---------- Listed records

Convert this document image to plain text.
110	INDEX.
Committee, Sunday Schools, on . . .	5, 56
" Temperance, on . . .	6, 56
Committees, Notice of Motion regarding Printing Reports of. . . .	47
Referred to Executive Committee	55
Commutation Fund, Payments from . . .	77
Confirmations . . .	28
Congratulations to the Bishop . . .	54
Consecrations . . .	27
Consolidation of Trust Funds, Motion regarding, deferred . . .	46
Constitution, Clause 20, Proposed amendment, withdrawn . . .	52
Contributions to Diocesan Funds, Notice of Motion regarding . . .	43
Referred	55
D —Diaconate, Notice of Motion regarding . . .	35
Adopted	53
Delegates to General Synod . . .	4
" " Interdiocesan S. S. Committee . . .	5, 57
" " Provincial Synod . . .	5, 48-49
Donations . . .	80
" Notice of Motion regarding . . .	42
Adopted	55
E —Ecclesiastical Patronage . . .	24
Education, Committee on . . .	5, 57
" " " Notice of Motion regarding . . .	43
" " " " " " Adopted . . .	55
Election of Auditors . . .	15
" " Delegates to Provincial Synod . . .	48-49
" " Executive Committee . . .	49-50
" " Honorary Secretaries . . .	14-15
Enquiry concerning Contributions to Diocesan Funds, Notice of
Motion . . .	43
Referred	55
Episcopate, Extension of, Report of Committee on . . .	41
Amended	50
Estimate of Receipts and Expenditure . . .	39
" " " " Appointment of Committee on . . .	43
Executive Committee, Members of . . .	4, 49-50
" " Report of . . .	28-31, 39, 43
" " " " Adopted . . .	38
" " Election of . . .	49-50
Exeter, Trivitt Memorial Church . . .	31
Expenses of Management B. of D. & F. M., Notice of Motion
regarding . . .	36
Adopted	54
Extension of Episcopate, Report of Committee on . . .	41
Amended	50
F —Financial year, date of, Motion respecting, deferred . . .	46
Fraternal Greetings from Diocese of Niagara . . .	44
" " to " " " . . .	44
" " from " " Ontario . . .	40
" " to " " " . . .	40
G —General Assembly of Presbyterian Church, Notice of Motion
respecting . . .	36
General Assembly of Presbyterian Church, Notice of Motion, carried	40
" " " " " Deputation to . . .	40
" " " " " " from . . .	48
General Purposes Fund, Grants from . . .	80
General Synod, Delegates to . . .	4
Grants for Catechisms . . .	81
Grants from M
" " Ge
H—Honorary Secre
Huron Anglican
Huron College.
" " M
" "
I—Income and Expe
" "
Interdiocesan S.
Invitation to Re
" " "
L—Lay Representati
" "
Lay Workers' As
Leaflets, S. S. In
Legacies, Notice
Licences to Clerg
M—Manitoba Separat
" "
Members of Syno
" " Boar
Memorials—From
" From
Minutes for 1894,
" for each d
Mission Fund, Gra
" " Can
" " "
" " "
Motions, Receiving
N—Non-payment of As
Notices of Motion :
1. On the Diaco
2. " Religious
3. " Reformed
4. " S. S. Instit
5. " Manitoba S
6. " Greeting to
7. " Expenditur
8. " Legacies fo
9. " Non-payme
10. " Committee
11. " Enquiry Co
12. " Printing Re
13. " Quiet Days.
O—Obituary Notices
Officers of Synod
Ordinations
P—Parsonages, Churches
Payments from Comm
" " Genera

--------------------

* [Given request]: Write out the whole listing again. Match it word for word.

* [Written solution]:
Convert this document image to plain text.
110	INDEX.
Committee, Sunday Schools, on . . .	5, 56
" Temperance, on . . .	6, 56
Committees, Notice of Motion regarding Printing Reports of. . . .	47
Referred to Executive Committee	55
Commutation Fund, Payments from . . .	77
Confirmations . . .	28
Congratulations to the Bishop . . .	54
Consecrations . . .	27
Consolidation of Trust Funds, Motion regarding, deferred . . .	46
Constitution, Clause 20, Proposed amendment, withdrawn . . .	52
Contributions to Diocesan Funds, Notice of Motion regarding . . .	43
Referred	55
D —Diaconate, Notice of Motion regarding . . .	35
Adopted	53
Delegates to General Synod . . .	4
" " Interdiocesan S. S. Committee . . .	5, 57
" " Provincial Synod . . .	5, 48-49
Donations . . .	80
" Notice of Motion regarding . . .	42
Adopted	55
E —Ecclesiastical Patronage . . .	24
Education, Committee on . . .	5, 57
" " " Notice of Motion regarding . . .	43
" " " " " " Adopted . . .	55
Election of Auditors . . .	15
" " Delegates to Provincial Synod . . .	48-49
" " Executive Committee . . .	49-50
" " Honorary Secretaries . . .	14-15
Enquiry concerning Contributions to Diocesan Funds, Notice of
Motion . . .	43
Referred	55
Episcopate, Extension of, Report of Committee on . . .	41
Amended	50
Estimate of Receipts and Expenditure . . .	39
" " " " Appointment of Committee on . . .	43
Executive Committee, Members of . . .	4, 49-50
" " Report of . . .	28-31, 39, 43
" " " " Adopted . . .	38
" " Election of . . .	49-50
Exeter, Trivitt Memorial Church . . .	31
Expenses of Management B. of D. & F. M., Notice of Motion
regarding . . .	36
Adopted	54
Extension of Episcopate, Report of Committee on . . .	41
Amended	50
F —Financial year, date of, Motion respecting, deferred . . .	46
Fraternal Greetings from Diocese of Niagara . . .	44
" " to " " " . . .	44
" " from " " Ontario . . .	40
" " to " " " . . .	40
G —General Assembly of Presbyterian Church, Notice of Motion
respecting . . .	36
General Assembly of Presbyterian Church, Notice of Motion, carried	40
" " " " " Deputation to . . .	40
" " " " " " from . . .	48
General Purposes Fund, Grants from . . .	80
General Synod, Delegates to . . .	4
Grants for Catechisms . . .	81
Grants from M
" " Ge
H—Honorary Secre
Huron Anglican
Huron College.
" " M
" "
I—Income and Expe
" "
Interdiocesan S.
Invitation to Re
" " "
L—Lay Representati
" "
Lay Workers' As
Leaflets, S. S. In
Legacies, Notice
Licences to Clerg
M—Manitoba Separat
" "
Members of Syno
" " Boar
Memorials—From
" From
Minutes for 1894,
" for each d
Mission Fund, Gra
" " Can
" " "
" " "
Motions, Receiving
N—Non-payment of As
Notices of Motion :
1. On the Diaco
2. " Religious
3. " Reformed
4. " S. S. Instit
5. " Manitoba S
6. " Greeting to
7. " Expenditur
8. " Legacies fo
9. " Non-payme
10. " Committee
11. " Enquiry Co
12. " Printing Re
13. " Quiet Days.
O—Obituary Notices
Officers of Synod
Ordinations
P—Parsonages, Churches
Payments from Comm
" " Genera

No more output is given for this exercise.